LISTING:

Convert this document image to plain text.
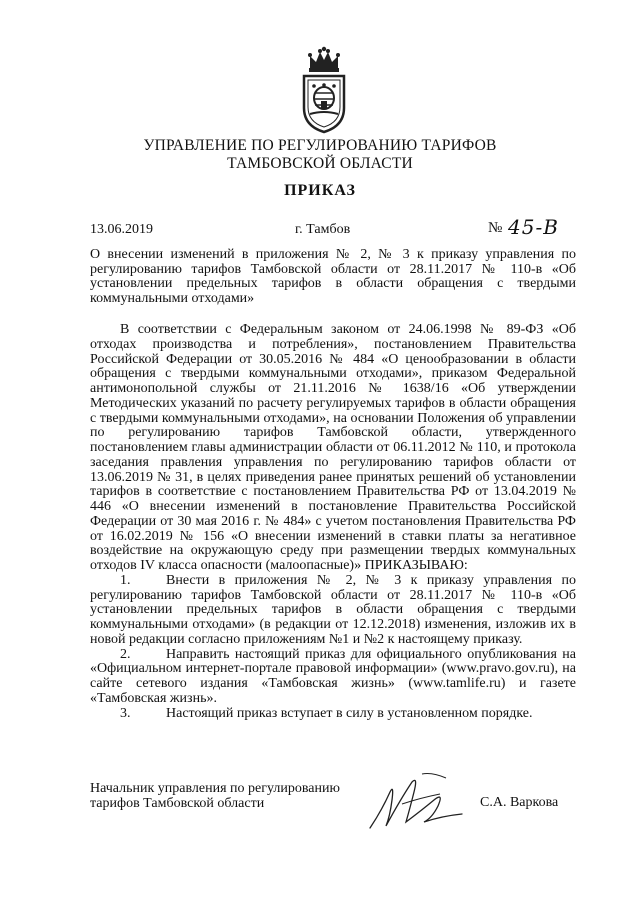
УПРАВЛЕНИЕ ПО РЕГУЛИРОВАНИЮ ТАРИФОВ
ТАМБОВСКОЙ ОБЛАСТИ
ПРИКАЗ
13.06.2019	г. Тамбов	№ 45-В
О внесении изменений в приложения № 2, № 3 к приказу управления по регулированию тарифов Тамбовской области от 28.11.2017 № 110-в «Об установлении предельных тарифов в области обращения с твердыми коммунальными отходами»

В соответствии с Федеральным законом от 24.06.1998 № 89-ФЗ «Об отходах производства и потребления», постановлением Правительства Российской Федерации от 30.05.2016 № 484 «О ценообразовании в области обращения с твердыми коммунальными отходами», приказом Федеральной антимонопольной службы от 21.11.2016 № 1638/16 «Об утверждении Методических указаний по расчету регулируемых тарифов в области обращения с твердыми коммунальными отходами», на основании Положения об управлении по регулированию тарифов Тамбовской области, утвержденного постановлением главы администрации области от 06.11.2012 № 110, и протокола заседания правления управления по регулированию тарифов области от 13.06.2019 № 31, в целях приведения ранее принятых решений об установлении тарифов в соответствие с постановлением Правительства РФ от 13.04.2019 № 446 «О внесении изменений в постановление Правительства Российской Федерации от 30 мая 2016 г. № 484» с учетом постановления Правительства РФ от 16.02.2019 № 156 «О внесении изменений в ставки платы за негативное воздействие на окружающую среду при размещении твердых коммунальных отходов IV класса опасности (малоопасные)» ПРИКАЗЫВАЮ:

1.	Внести в приложения № 2, № 3 к приказу управления по регулированию тарифов Тамбовской области от 28.11.2017 № 110-в «Об установлении предельных тарифов в области обращения с твердыми коммунальными отходами» (в редакции от 12.12.2018) изменения, изложив их в новой редакции согласно приложениям №1 и №2 к настоящему приказу.

2.	Направить настоящий приказ для официального опубликования на «Официальном интернет-портале правовой информации» (www.pravo.gov.ru), на сайте сетевого издания «Тамбовская жизнь» (www.tamlife.ru) и газете «Тамбовская жизнь».

3.	Настоящий приказ вступает в силу в установленном порядке.

Начальник управления по регулированию
тарифов Тамбовской области	С.А. Варкова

GIVEN TASK:
Every entry should be returned exactly as written, minus the pictures.

WORKED SOLUTION:
Convert this document image to plain text.
УПРАВЛЕНИЕ ПО РЕГУЛИРОВАНИЮ ТАРИФОВ
ТАМБОВСКОЙ ОБЛАСТИ
ПРИКАЗ
13.06.2019	г. Тамбов	№ 45-В
О внесении изменений в приложения № 2, № 3 к приказу управления по регулированию тарифов Тамбовской области от 28.11.2017 № 110-в «Об установлении предельных тарифов в области обращения с твердыми коммунальными отходами»

В соответствии с Федеральным законом от 24.06.1998 № 89-ФЗ «Об отходах производства и потребления», постановлением Правительства Российской Федерации от 30.05.2016 № 484 «О ценообразовании в области обращения с твердыми коммунальными отходами», приказом Федеральной антимонопольной службы от 21.11.2016 № 1638/16 «Об утверждении Методических указаний по расчету регулируемых тарифов в области обращения с твердыми коммунальными отходами», на основании Положения об управлении по регулированию тарифов Тамбовской области, утвержденного постановлением главы администрации области от 06.11.2012 № 110, и протокола заседания правления управления по регулированию тарифов области от 13.06.2019 № 31, в целях приведения ранее принятых решений об установлении тарифов в соответствие с постановлением Правительства РФ от 13.04.2019 № 446 «О внесении изменений в постановление Правительства Российской Федерации от 30 мая 2016 г. № 484» с учетом постановления Правительства РФ от 16.02.2019 № 156 «О внесении изменений в ставки платы за негативное воздействие на окружающую среду при размещении твердых коммунальных отходов IV класса опасности (малоопасные)» ПРИКАЗЫВАЮ:

1.	Внести в приложения № 2, № 3 к приказу управления по регулированию тарифов Тамбовской области от 28.11.2017 № 110-в «Об установлении предельных тарифов в области обращения с твердыми коммунальными отходами» (в редакции от 12.12.2018) изменения, изложив их в новой редакции согласно приложениям №1 и №2 к настоящему приказу.

2.	Направить настоящий приказ для официального опубликования на «Официальном интернет-портале правовой информации» (www.pravo.gov.ru), на сайте сетевого издания «Тамбовская жизнь» (www.tamlife.ru) и газете «Тамбовская жизнь».

3.	Настоящий приказ вступает в силу в установленном порядке.

Начальник управления по регулированию
тарифов Тамбовской области	С.А. Варкова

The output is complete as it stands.